▶

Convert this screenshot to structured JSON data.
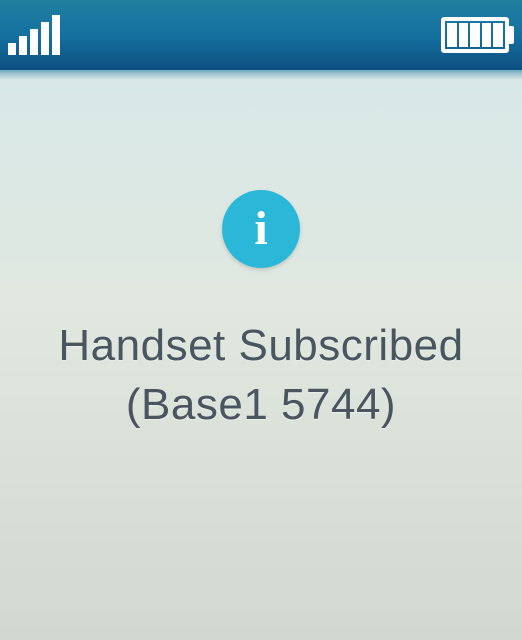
{
  "status": {
    "signal_level": 5,
    "battery_level": 5
  },
  "dialog": {
    "icon": "info-icon",
    "icon_letter": "i",
    "message_line1": "Handset Subscribed",
    "message_line2": "(Base1 5744)"
  },
  "colors": {
    "status_bar_bg": "#1570a0",
    "content_bg": "#d8e8e0",
    "icon_bg": "#2bb8d8",
    "text": "#4a5560"
  }
}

◀

# Exercise task:
Set the pictures aside and transcribe the data above exactly.

# Exercise response:
Convert this screenshot to structured JSON data.
{
  "status": {
    "signal_level": 5,
    "battery_level": 5
  },
  "dialog": {
    "icon": "info-icon",
    "icon_letter": "i",
    "message_line1": "Handset Subscribed",
    "message_line2": "(Base1 5744)"
  },
  "colors": {
    "status_bar_bg": "#1570a0",
    "content_bg": "#d8e8e0",
    "icon_bg": "#2bb8d8",
    "text": "#4a5560"
  }
}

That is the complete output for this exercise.